» DIRECTION
Set down the full listing exactly as given. Any pictures are to be left out.
_ _ _ _
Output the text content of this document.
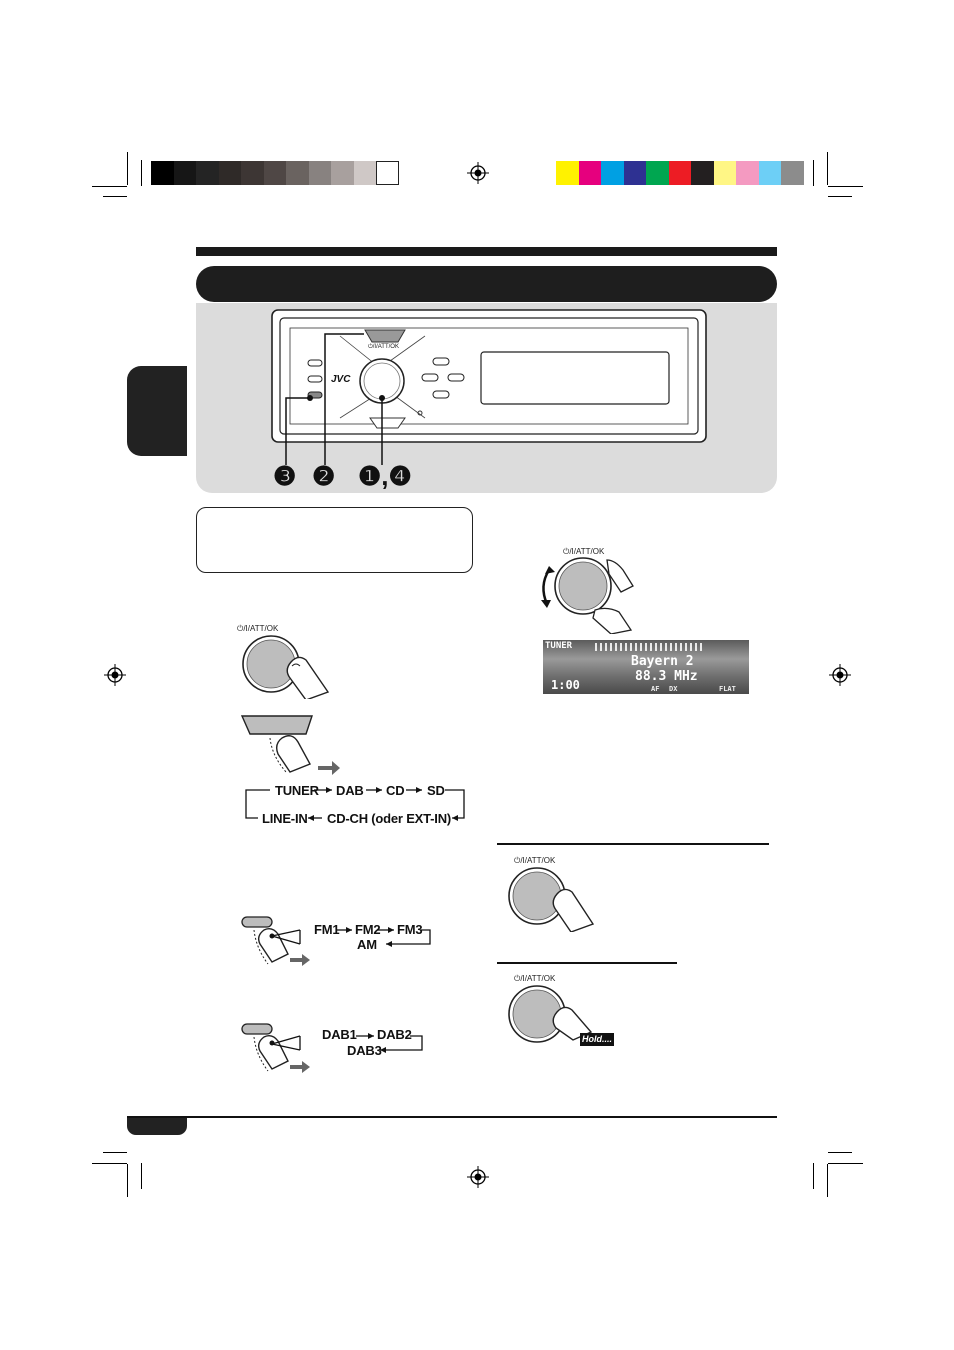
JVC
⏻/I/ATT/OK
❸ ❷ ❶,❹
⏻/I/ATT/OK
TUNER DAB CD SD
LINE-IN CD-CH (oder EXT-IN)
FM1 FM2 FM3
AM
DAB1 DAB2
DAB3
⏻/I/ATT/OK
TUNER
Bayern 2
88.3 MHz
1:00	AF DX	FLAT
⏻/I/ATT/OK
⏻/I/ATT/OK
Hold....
_ _ _ _
» SOLUTION TO THIS EXERCISE
Output the text content of this document.
JVC
⏻/I/ATT/OK
❸ ❷ ❶,❹
⏻/I/ATT/OK
TUNER DAB CD SD
LINE-IN CD-CH (oder EXT-IN)
FM1 FM2 FM3
AM
DAB1 DAB2
DAB3
⏻/I/ATT/OK
TUNER
Bayern 2
88.3 MHz
1:00	AF DX	FLAT
⏻/I/ATT/OK
⏻/I/ATT/OK
Hold....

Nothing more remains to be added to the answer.